Collected data entries:
--*--
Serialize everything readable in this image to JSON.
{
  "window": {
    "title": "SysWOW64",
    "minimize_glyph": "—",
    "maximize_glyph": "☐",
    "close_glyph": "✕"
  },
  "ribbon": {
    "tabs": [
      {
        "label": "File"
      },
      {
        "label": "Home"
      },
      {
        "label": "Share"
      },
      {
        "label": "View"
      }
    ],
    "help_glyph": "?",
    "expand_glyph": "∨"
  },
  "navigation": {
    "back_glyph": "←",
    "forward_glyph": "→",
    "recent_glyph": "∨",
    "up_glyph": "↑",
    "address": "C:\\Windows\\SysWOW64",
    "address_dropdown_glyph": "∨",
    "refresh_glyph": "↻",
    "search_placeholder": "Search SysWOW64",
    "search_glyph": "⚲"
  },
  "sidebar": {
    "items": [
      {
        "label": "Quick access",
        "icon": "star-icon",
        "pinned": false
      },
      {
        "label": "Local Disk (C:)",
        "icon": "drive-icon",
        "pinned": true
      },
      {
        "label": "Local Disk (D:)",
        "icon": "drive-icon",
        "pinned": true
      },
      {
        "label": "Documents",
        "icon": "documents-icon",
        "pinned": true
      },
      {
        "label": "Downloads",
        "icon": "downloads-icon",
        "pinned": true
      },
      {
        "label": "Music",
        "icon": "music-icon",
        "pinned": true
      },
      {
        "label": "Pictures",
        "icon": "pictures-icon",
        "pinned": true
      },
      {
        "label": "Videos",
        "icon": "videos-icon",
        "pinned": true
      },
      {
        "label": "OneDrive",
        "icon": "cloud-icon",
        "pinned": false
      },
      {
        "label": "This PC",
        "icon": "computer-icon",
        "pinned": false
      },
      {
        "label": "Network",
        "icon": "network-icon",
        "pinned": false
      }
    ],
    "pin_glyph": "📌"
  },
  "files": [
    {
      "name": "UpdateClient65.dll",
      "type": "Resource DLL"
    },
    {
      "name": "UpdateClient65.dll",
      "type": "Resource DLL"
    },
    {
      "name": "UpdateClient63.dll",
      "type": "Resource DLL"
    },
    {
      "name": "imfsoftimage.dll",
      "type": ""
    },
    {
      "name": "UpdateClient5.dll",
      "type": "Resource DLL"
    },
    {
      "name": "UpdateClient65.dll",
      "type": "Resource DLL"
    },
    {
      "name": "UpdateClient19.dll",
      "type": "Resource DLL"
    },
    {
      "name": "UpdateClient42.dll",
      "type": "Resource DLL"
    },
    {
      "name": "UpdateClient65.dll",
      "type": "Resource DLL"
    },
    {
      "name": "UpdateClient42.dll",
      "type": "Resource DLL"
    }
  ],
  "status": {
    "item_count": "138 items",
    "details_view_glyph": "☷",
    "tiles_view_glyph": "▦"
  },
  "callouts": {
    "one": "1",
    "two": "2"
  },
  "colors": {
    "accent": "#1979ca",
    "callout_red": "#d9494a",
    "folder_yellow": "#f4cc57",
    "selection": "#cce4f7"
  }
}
--*--
Locate and copy each line in the data above that includes the word "Local".

Exercise result >>
        "label": "Local Disk (C:)",
        "label": "Local Disk (D:)",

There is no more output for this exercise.